WHAT TO PRODUCE:
Return the entries verbatim and drop every picture.

TASK INPUT:
## start
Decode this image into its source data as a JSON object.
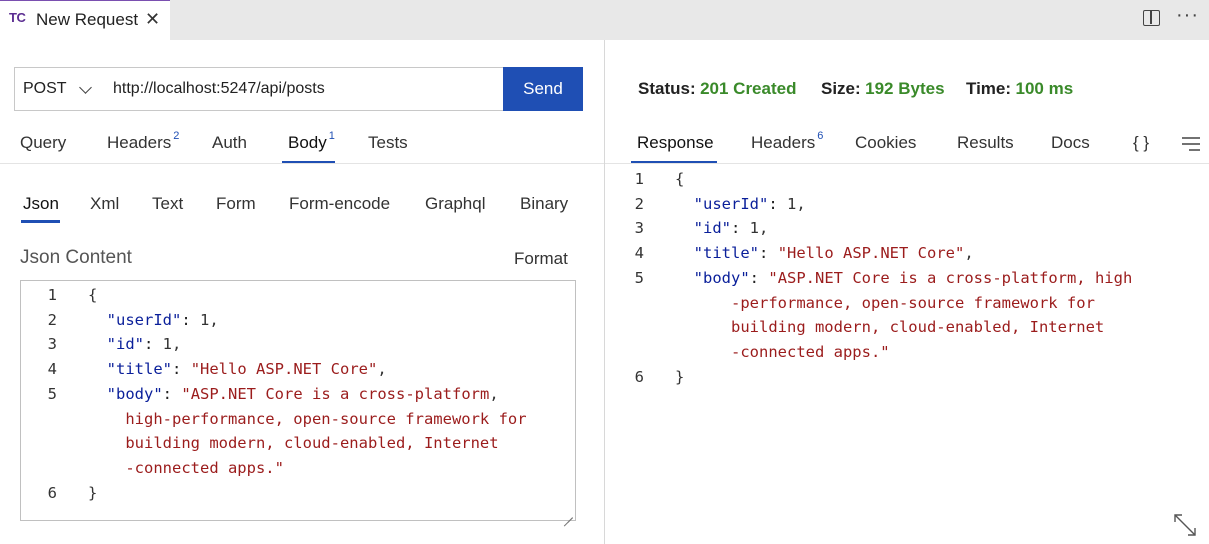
{
  "tab": {
    "logo": "TC",
    "title": "New Request",
    "close_icon": "close-icon"
  },
  "titlebar_icons": [
    "split-view-icon",
    "more-actions-icon"
  ],
  "request": {
    "method": "POST",
    "url": "http://localhost:5247/api/posts",
    "send_label": "Send"
  },
  "request_tabs": [
    {
      "label": "Query",
      "badge": ""
    },
    {
      "label": "Headers",
      "badge": "2"
    },
    {
      "label": "Auth",
      "badge": ""
    },
    {
      "label": "Body",
      "badge": "1",
      "active": true
    },
    {
      "label": "Tests",
      "badge": ""
    }
  ],
  "body_tabs": [
    "Json",
    "Xml",
    "Text",
    "Form",
    "Form-encode",
    "Graphql",
    "Binary"
  ],
  "body_active": "Json",
  "json_content_label": "Json Content",
  "format_label": "Format",
  "request_body_lines": [
    {
      "num": "1",
      "text": "{"
    },
    {
      "num": "2",
      "text": "  \"userId\": 1,"
    },
    {
      "num": "3",
      "text": "  \"id\": 1,"
    },
    {
      "num": "4",
      "text": "  \"title\": \"Hello ASP.NET Core\","
    },
    {
      "num": "5",
      "text": "  \"body\": \"ASP.NET Core is a cross-platform,"
    },
    {
      "num": "",
      "text": "    high-performance, open-source framework for"
    },
    {
      "num": "",
      "text": "    building modern, cloud-enabled, Internet"
    },
    {
      "num": "",
      "text": "    -connected apps.\""
    },
    {
      "num": "6",
      "text": "}"
    }
  ],
  "response": {
    "status_label": "Status:",
    "status_value": "201 Created",
    "size_label": "Size:",
    "size_value": "192 Bytes",
    "time_label": "Time:",
    "time_value": "100 ms"
  },
  "response_tabs": [
    {
      "label": "Response",
      "badge": "",
      "active": true
    },
    {
      "label": "Headers",
      "badge": "6"
    },
    {
      "label": "Cookies",
      "badge": ""
    },
    {
      "label": "Results",
      "badge": ""
    },
    {
      "label": "Docs",
      "badge": ""
    },
    {
      "label": "{ }",
      "badge": ""
    }
  ],
  "response_menu_icon": "hamburger-menu-icon",
  "response_body_lines": [
    {
      "num": "1",
      "text": "{"
    },
    {
      "num": "2",
      "text": "  \"userId\": 1,"
    },
    {
      "num": "3",
      "text": "  \"id\": 1,"
    },
    {
      "num": "4",
      "text": "  \"title\": \"Hello ASP.NET Core\","
    },
    {
      "num": "5",
      "text": "  \"body\": \"ASP.NET Core is a cross-platform, high"
    },
    {
      "num": "",
      "text": "      -performance, open-source framework for"
    },
    {
      "num": "",
      "text": "      building modern, cloud-enabled, Internet"
    },
    {
      "num": "",
      "text": "      -connected apps.\""
    },
    {
      "num": "6",
      "text": "}"
    }
  ],
  "colors": {
    "accent": "#1f4fb4",
    "status_ok": "#3a8a2a",
    "json_key": "#0a1f9a",
    "json_string": "#9b1c1c"
  }
}
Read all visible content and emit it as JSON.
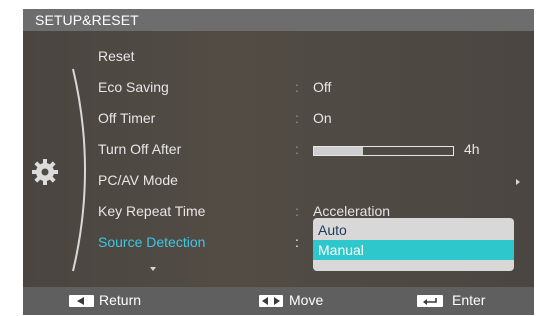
{
  "title": "SETUP&RESET",
  "menu": {
    "items": [
      {
        "label": "Reset",
        "value": ""
      },
      {
        "label": "Eco Saving",
        "value": "Off"
      },
      {
        "label": "Off Timer",
        "value": "On"
      },
      {
        "label": "Turn Off After",
        "value": "4h",
        "level": 0.35
      },
      {
        "label": "PC/AV Mode",
        "value": ""
      },
      {
        "label": "Key Repeat Time",
        "value": "Acceleration"
      },
      {
        "label": "Source Detection",
        "value": ""
      }
    ],
    "separator": ":"
  },
  "dropdown": {
    "options": [
      "Auto",
      "Manual"
    ],
    "selected": "Manual"
  },
  "footer": {
    "return_label": "Return",
    "move_label": "Move",
    "enter_label": "Enter"
  },
  "icons": [
    "gear-icon",
    "return-icon",
    "move-icon",
    "enter-icon",
    "chevron-right-icon",
    "chevron-down-icon"
  ],
  "colors": {
    "active_item": "#3cc7e6",
    "selected_option": "#2ec7cc",
    "panel": "#514c45",
    "header": "#6d6d6d",
    "footer": "#5f5f5f"
  }
}
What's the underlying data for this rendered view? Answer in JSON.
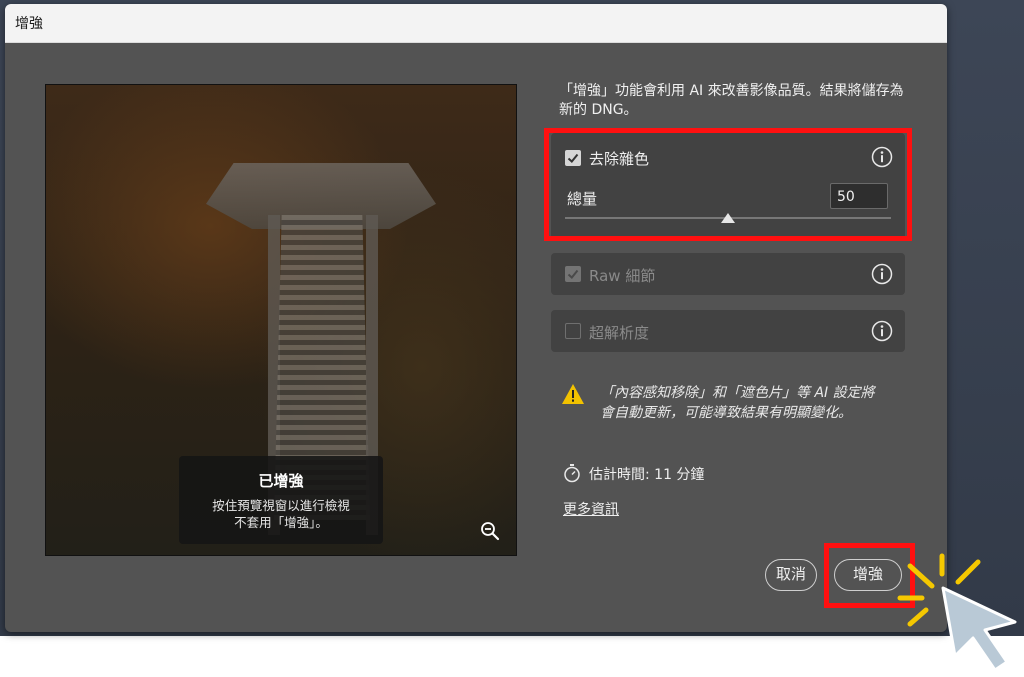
{
  "dialog": {
    "title": "增強"
  },
  "preview": {
    "badge_title": "已增強",
    "badge_subtitle_line1": "按住預覽視窗以進行檢視",
    "badge_subtitle_line2": "不套用「增強」。"
  },
  "description": "「增強」功能會利用 AI 來改善影像品質。結果將儲存為新的 DNG。",
  "options": {
    "denoise": {
      "label": "去除雜色",
      "checked": true,
      "enabled": true,
      "amount_label": "總量",
      "amount_value": "50",
      "slider_percent": 50
    },
    "raw_details": {
      "label": "Raw 細節",
      "checked": true,
      "enabled": false
    },
    "super_resolution": {
      "label": "超解析度",
      "checked": false,
      "enabled": false
    }
  },
  "warning": "「內容感知移除」和「遮色片」等 AI 設定將會自動更新，可能導致結果有明顯變化。",
  "estimate": "估計時間: 11 分鐘",
  "more_info": "更多資訊",
  "buttons": {
    "cancel": "取消",
    "enhance": "增強"
  },
  "colors": {
    "highlight": "#ff1010",
    "dialog_bg": "#535353",
    "panel_bg": "#424242",
    "warning": "#f2c200",
    "sparkle": "#f5c800",
    "cursor": "#b9c9d6"
  },
  "icons": {
    "info": "info-circle-icon",
    "warning": "warning-triangle-icon",
    "timer": "stopwatch-icon",
    "zoom": "zoom-out-icon",
    "check": "checkmark-icon"
  }
}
## end
THE ANSWER:
Decode this image into its source data as a JSON object.
{
  "tab": {
    "logo": "TC",
    "title": "New Request",
    "close_icon": "close-icon"
  },
  "titlebar_icons": [
    "split-view-icon",
    "more-actions-icon"
  ],
  "request": {
    "method": "POST",
    "url": "http://localhost:5247/api/posts",
    "send_label": "Send"
  },
  "request_tabs": [
    {
      "label": "Query",
      "badge": ""
    },
    {
      "label": "Headers",
      "badge": "2"
    },
    {
      "label": "Auth",
      "badge": ""
    },
    {
      "label": "Body",
      "badge": "1",
      "active": true
    },
    {
      "label": "Tests",
      "badge": ""
    }
  ],
  "body_tabs": [
    "Json",
    "Xml",
    "Text",
    "Form",
    "Form-encode",
    "Graphql",
    "Binary"
  ],
  "body_active": "Json",
  "json_content_label": "Json Content",
  "format_label": "Format",
  "request_body_lines": [
    {
      "num": "1",
      "text": "{"
    },
    {
      "num": "2",
      "text": "  \"userId\": 1,"
    },
    {
      "num": "3",
      "text": "  \"id\": 1,"
    },
    {
      "num": "4",
      "text": "  \"title\": \"Hello ASP.NET Core\","
    },
    {
      "num": "5",
      "text": "  \"body\": \"ASP.NET Core is a cross-platform,"
    },
    {
      "num": "",
      "text": "    high-performance, open-source framework for"
    },
    {
      "num": "",
      "text": "    building modern, cloud-enabled, Internet"
    },
    {
      "num": "",
      "text": "    -connected apps.\""
    },
    {
      "num": "6",
      "text": "}"
    }
  ],
  "response": {
    "status_label": "Status:",
    "status_value": "201 Created",
    "size_label": "Size:",
    "size_value": "192 Bytes",
    "time_label": "Time:",
    "time_value": "100 ms"
  },
  "response_tabs": [
    {
      "label": "Response",
      "badge": "",
      "active": true
    },
    {
      "label": "Headers",
      "badge": "6"
    },
    {
      "label": "Cookies",
      "badge": ""
    },
    {
      "label": "Results",
      "badge": ""
    },
    {
      "label": "Docs",
      "badge": ""
    },
    {
      "label": "{ }",
      "badge": ""
    }
  ],
  "response_menu_icon": "hamburger-menu-icon",
  "response_body_lines": [
    {
      "num": "1",
      "text": "{"
    },
    {
      "num": "2",
      "text": "  \"userId\": 1,"
    },
    {
      "num": "3",
      "text": "  \"id\": 1,"
    },
    {
      "num": "4",
      "text": "  \"title\": \"Hello ASP.NET Core\","
    },
    {
      "num": "5",
      "text": "  \"body\": \"ASP.NET Core is a cross-platform, high"
    },
    {
      "num": "",
      "text": "      -performance, open-source framework for"
    },
    {
      "num": "",
      "text": "      building modern, cloud-enabled, Internet"
    },
    {
      "num": "",
      "text": "      -connected apps.\""
    },
    {
      "num": "6",
      "text": "}"
    }
  ],
  "colors": {
    "accent": "#1f4fb4",
    "status_ok": "#3a8a2a",
    "json_key": "#0a1f9a",
    "json_string": "#9b1c1c"
  }
}
Read all visible content and emit it as JSON.
{
  "title": "SETUP&RESET",
  "menu": {
    "items": [
      {
        "label": "Reset",
        "value": ""
      },
      {
        "label": "Eco Saving",
        "value": "Off"
      },
      {
        "label": "Off Timer",
        "value": "On"
      },
      {
        "label": "Turn Off After",
        "value": "4h",
        "level": 0.35
      },
      {
        "label": "PC/AV Mode",
        "value": ""
      },
      {
        "label": "Key Repeat Time",
        "value": "Acceleration"
      },
      {
        "label": "Source Detection",
        "value": ""
      }
    ],
    "separator": ":"
  },
  "dropdown": {
    "options": [
      "Auto",
      "Manual"
    ],
    "selected": "Manual"
  },
  "footer": {
    "return_label": "Return",
    "move_label": "Move",
    "enter_label": "Enter"
  },
  "icons": [
    "gear-icon",
    "return-icon",
    "move-icon",
    "enter-icon",
    "chevron-right-icon",
    "chevron-down-icon"
  ],
  "colors": {
    "active_item": "#3cc7e6",
    "selected_option": "#2ec7cc",
    "panel": "#514c45",
    "header": "#6d6d6d",
    "footer": "#5f5f5f"
  }
}
What's the underlying data for this rendered view? Answer in JSON.
{
  "dialog": {
    "title": "增強"
  },
  "preview": {
    "badge_title": "已增強",
    "badge_subtitle_line1": "按住預覽視窗以進行檢視",
    "badge_subtitle_line2": "不套用「增強」。"
  },
  "description": "「增強」功能會利用 AI 來改善影像品質。結果將儲存為新的 DNG。",
  "options": {
    "denoise": {
      "label": "去除雜色",
      "checked": true,
      "enabled": true,
      "amount_label": "總量",
      "amount_value": "50",
      "slider_percent": 50
    },
    "raw_details": {
      "label": "Raw 細節",
      "checked": true,
      "enabled": false
    },
    "super_resolution": {
      "label": "超解析度",
      "checked": false,
      "enabled": false
    }
  },
  "warning": "「內容感知移除」和「遮色片」等 AI 設定將會自動更新，可能導致結果有明顯變化。",
  "estimate": "估計時間: 11 分鐘",
  "more_info": "更多資訊",
  "buttons": {
    "cancel": "取消",
    "enhance": "增強"
  },
  "colors": {
    "highlight": "#ff1010",
    "dialog_bg": "#535353",
    "panel_bg": "#424242",
    "warning": "#f2c200",
    "sparkle": "#f5c800",
    "cursor": "#b9c9d6"
  },
  "icons": {
    "info": "info-circle-icon",
    "warning": "warning-triangle-icon",
    "timer": "stopwatch-icon",
    "zoom": "zoom-out-icon",
    "check": "checkmark-icon"
  }
}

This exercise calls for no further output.